**THE REQUEST:**
Within the data below, state how many lines contain the string "grid". Provide the number only.

--- start of THE RECORDS ---

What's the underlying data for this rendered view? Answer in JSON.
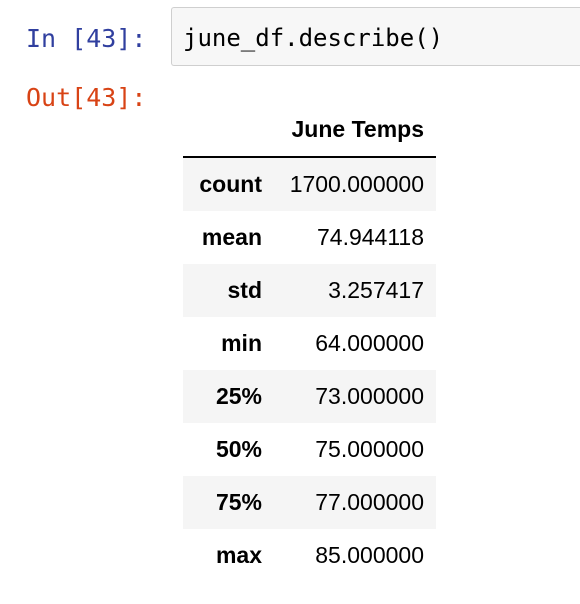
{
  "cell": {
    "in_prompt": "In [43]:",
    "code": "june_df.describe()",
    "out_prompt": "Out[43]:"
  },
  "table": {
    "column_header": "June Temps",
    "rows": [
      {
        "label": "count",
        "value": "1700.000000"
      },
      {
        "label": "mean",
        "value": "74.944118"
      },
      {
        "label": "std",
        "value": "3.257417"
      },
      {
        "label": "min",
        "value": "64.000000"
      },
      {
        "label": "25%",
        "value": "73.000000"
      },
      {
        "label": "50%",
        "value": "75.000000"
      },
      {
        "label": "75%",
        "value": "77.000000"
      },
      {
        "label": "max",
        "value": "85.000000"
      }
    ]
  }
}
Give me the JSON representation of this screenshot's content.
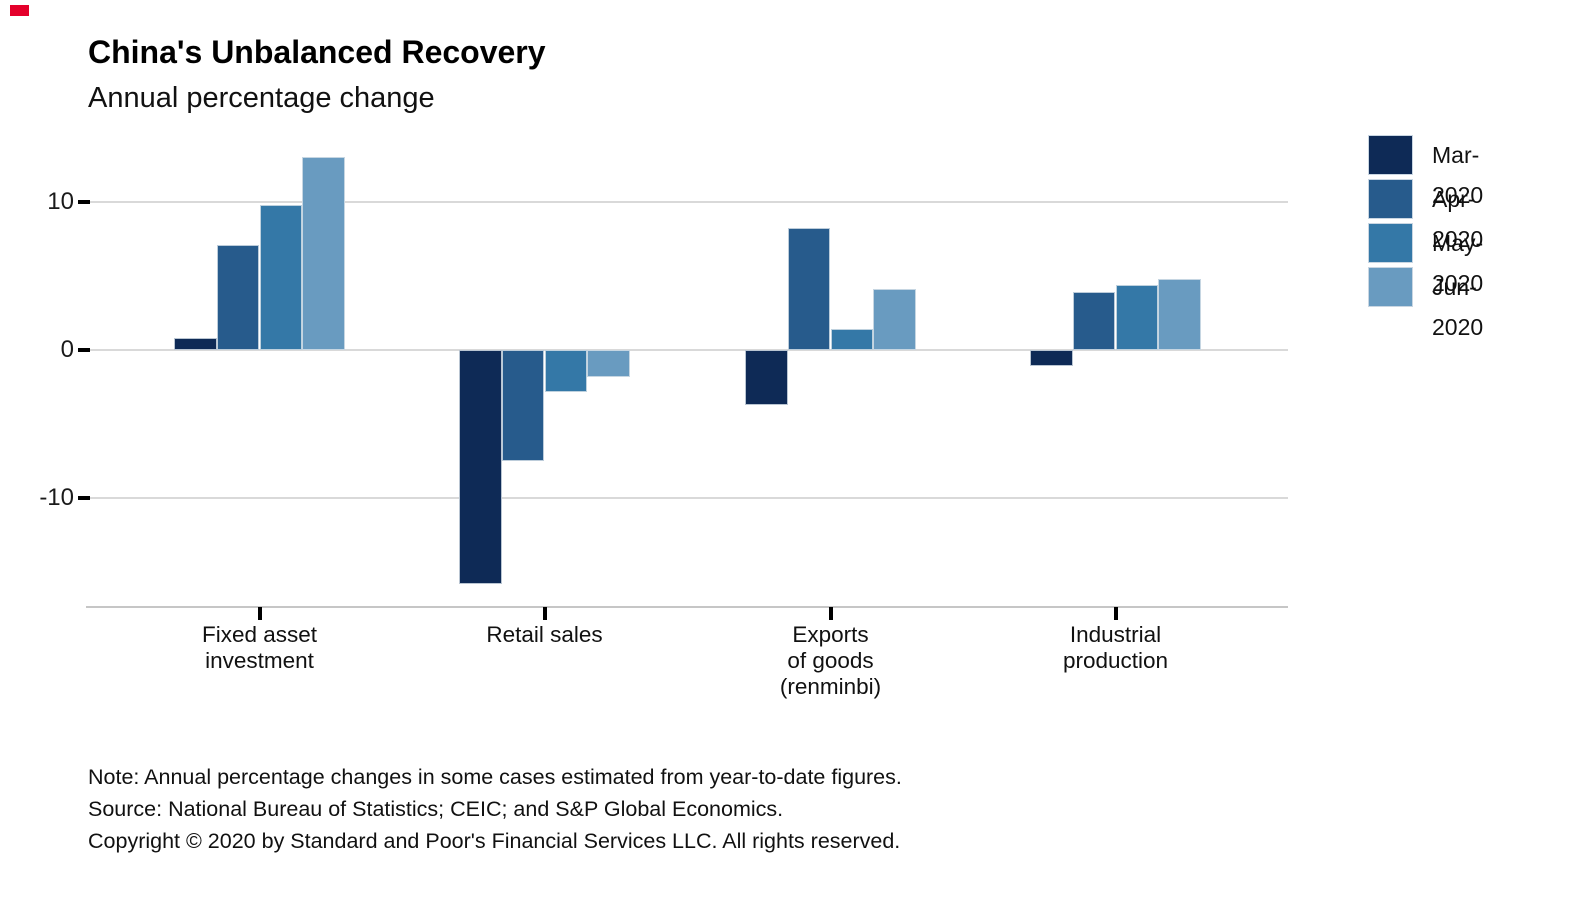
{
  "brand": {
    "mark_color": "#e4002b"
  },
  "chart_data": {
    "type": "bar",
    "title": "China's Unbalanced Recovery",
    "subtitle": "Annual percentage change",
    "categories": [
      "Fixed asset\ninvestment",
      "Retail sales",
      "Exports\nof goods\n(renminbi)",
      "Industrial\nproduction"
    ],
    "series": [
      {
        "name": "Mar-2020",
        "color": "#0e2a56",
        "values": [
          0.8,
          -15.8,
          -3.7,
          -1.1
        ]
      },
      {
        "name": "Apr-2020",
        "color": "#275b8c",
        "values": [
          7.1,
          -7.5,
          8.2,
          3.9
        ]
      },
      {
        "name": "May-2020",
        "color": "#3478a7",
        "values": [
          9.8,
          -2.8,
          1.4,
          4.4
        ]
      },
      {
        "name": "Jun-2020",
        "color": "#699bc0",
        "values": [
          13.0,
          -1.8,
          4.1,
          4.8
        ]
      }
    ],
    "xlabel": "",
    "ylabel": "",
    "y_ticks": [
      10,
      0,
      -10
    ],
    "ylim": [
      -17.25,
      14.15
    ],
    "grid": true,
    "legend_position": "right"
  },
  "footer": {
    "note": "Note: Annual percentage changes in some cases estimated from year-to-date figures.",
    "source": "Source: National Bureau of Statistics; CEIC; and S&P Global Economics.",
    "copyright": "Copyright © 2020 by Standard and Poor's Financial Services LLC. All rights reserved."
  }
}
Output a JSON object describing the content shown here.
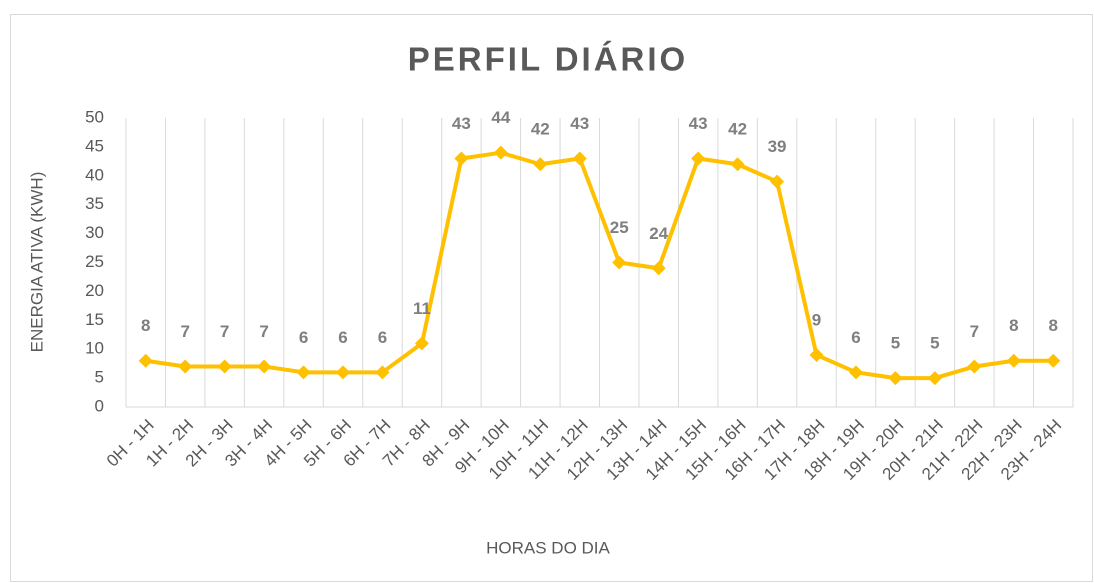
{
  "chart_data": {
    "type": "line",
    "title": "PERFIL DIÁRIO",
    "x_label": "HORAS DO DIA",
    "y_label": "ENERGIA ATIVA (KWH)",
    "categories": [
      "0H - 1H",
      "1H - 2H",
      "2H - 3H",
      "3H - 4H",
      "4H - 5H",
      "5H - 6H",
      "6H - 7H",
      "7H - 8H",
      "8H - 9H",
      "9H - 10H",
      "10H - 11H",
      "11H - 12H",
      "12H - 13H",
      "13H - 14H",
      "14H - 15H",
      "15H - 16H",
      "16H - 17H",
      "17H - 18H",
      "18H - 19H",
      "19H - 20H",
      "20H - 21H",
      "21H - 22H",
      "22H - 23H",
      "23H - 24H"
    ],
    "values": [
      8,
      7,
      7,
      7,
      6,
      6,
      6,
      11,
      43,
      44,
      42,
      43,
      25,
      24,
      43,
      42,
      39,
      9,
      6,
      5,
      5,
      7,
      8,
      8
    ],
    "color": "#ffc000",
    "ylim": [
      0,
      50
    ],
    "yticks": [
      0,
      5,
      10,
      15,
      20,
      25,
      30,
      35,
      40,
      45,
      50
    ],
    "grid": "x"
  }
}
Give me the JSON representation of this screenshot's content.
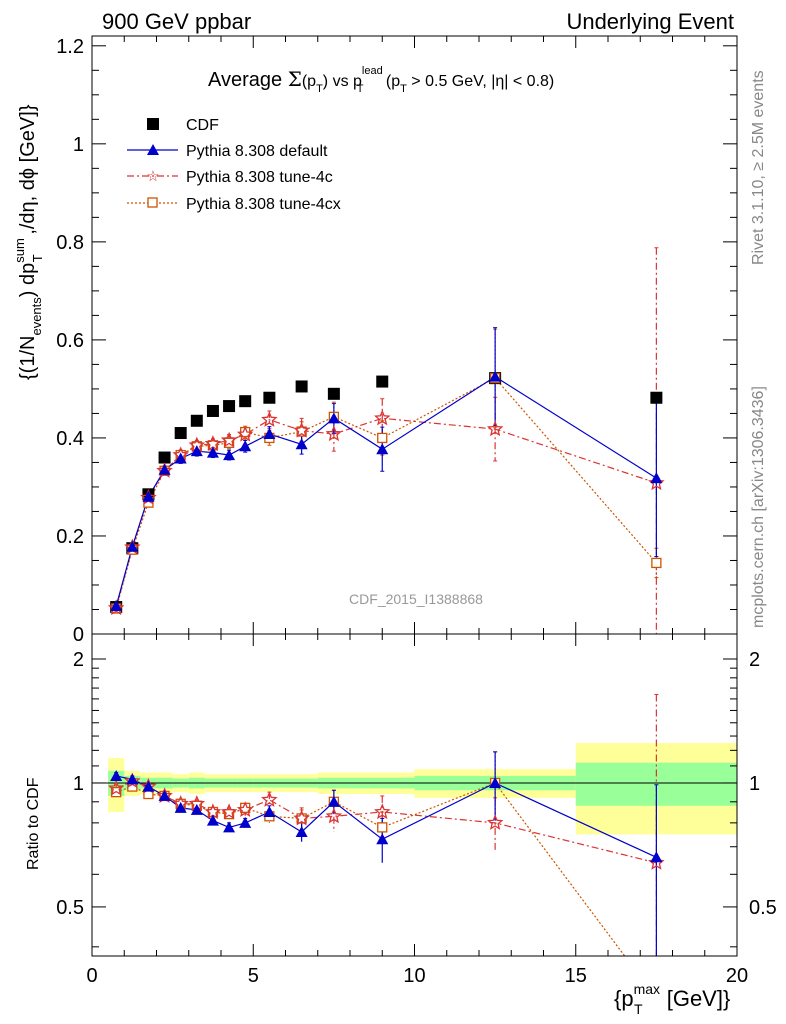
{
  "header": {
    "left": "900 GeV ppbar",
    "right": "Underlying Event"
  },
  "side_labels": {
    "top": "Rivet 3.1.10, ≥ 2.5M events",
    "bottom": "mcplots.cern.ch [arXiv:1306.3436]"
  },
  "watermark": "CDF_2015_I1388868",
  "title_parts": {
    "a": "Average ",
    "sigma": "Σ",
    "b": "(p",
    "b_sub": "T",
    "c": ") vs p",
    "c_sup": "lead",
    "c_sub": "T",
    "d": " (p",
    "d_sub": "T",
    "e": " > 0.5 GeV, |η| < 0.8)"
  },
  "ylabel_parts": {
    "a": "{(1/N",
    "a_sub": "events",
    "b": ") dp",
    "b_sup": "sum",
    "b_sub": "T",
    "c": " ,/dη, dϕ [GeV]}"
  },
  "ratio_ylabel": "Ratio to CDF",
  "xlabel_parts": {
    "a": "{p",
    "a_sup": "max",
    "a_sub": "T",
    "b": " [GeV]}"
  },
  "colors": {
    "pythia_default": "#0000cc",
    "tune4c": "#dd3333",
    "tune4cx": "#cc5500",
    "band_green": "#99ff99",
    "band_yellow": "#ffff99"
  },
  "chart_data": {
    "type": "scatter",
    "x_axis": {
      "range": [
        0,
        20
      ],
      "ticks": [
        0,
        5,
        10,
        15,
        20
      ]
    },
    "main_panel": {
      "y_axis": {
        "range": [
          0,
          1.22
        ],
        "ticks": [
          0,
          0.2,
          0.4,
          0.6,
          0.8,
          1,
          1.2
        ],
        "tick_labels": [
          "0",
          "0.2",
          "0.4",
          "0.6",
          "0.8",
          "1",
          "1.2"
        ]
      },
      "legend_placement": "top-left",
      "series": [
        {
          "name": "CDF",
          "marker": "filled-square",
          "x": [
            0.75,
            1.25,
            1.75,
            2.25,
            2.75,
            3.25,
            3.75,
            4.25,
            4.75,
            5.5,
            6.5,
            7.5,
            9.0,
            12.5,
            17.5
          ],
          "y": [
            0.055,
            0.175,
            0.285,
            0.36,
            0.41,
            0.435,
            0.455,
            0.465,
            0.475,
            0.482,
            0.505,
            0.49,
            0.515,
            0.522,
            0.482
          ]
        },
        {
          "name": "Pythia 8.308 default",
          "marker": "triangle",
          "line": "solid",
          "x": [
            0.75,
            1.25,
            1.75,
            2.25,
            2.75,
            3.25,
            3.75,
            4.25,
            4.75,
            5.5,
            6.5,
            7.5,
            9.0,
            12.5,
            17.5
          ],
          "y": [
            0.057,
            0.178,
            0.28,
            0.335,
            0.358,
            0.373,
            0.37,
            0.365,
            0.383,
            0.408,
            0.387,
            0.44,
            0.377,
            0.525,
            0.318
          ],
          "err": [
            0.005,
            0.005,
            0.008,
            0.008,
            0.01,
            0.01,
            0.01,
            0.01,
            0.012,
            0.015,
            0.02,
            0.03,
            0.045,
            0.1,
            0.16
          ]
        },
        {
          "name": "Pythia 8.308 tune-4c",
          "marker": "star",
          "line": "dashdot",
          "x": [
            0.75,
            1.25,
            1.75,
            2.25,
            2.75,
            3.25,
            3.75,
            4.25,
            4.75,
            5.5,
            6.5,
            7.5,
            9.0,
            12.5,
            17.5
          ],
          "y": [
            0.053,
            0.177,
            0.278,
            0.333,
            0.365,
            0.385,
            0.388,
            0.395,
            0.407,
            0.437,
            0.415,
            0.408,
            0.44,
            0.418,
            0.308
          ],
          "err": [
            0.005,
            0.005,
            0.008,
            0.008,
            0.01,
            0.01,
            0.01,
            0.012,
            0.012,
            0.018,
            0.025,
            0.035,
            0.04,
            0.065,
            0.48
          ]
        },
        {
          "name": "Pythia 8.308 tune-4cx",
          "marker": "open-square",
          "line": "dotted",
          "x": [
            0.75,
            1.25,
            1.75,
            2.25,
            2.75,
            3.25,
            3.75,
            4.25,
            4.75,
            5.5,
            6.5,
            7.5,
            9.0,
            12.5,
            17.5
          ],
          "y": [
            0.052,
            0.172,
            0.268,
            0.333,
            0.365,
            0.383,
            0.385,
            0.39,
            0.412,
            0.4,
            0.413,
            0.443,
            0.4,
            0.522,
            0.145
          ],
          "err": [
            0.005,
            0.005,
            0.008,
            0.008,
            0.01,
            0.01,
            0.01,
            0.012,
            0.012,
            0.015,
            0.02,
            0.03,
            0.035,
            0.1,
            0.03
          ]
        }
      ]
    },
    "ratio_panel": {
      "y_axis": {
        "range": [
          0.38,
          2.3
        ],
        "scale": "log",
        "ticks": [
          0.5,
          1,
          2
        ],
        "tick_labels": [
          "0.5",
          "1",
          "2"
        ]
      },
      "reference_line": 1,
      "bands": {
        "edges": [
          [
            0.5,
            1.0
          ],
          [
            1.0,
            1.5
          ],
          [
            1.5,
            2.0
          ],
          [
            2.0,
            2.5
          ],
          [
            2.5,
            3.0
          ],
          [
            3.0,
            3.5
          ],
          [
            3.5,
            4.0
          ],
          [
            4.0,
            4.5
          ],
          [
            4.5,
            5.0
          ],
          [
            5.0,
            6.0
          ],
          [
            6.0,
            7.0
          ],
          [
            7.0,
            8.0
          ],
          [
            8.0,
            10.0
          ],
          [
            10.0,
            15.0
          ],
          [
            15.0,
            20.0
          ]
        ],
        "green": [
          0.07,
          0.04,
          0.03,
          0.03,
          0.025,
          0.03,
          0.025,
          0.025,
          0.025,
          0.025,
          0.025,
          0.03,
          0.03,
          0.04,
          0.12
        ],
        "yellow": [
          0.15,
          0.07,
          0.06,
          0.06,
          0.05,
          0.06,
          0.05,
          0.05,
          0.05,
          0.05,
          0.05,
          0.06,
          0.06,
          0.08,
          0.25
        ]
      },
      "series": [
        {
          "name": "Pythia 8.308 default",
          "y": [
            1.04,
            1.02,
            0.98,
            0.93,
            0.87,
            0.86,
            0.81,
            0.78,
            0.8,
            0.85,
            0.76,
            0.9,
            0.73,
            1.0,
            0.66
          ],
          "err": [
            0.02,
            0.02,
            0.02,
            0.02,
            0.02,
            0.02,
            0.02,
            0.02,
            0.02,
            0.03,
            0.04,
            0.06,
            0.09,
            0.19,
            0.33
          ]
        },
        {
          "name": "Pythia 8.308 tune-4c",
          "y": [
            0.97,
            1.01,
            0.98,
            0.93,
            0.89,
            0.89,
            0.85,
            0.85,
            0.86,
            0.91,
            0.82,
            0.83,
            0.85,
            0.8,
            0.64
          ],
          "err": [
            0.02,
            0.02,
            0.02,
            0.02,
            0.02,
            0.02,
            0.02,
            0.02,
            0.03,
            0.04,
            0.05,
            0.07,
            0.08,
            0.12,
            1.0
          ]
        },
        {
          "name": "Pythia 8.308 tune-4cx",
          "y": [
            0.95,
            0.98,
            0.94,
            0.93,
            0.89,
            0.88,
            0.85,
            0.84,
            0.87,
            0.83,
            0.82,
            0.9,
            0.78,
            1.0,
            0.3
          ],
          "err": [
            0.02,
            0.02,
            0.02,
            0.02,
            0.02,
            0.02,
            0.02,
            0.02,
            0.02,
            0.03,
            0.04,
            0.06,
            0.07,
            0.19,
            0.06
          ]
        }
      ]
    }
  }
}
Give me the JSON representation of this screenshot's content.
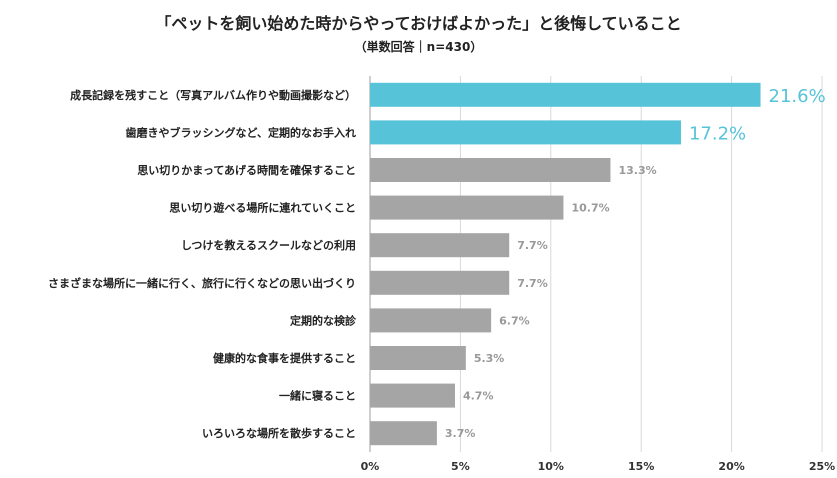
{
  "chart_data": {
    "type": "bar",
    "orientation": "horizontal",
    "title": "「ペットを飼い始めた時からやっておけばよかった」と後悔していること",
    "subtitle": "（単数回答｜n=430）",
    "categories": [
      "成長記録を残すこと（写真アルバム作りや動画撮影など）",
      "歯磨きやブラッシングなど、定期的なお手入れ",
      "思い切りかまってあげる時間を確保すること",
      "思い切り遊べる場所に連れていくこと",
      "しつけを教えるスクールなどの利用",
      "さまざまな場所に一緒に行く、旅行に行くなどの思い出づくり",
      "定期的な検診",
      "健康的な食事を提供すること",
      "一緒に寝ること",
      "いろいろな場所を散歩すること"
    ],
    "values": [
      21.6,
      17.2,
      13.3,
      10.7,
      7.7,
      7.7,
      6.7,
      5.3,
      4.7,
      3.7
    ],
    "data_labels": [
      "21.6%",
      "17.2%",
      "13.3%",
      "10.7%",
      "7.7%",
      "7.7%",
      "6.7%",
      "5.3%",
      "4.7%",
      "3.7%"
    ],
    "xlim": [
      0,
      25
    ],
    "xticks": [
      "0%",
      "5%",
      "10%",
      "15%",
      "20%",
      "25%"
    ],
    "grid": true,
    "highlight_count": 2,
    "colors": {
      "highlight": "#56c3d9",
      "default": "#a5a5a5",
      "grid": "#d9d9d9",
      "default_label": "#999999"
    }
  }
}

--- end of THE RECORDS ---

**TASK RESULT:**
4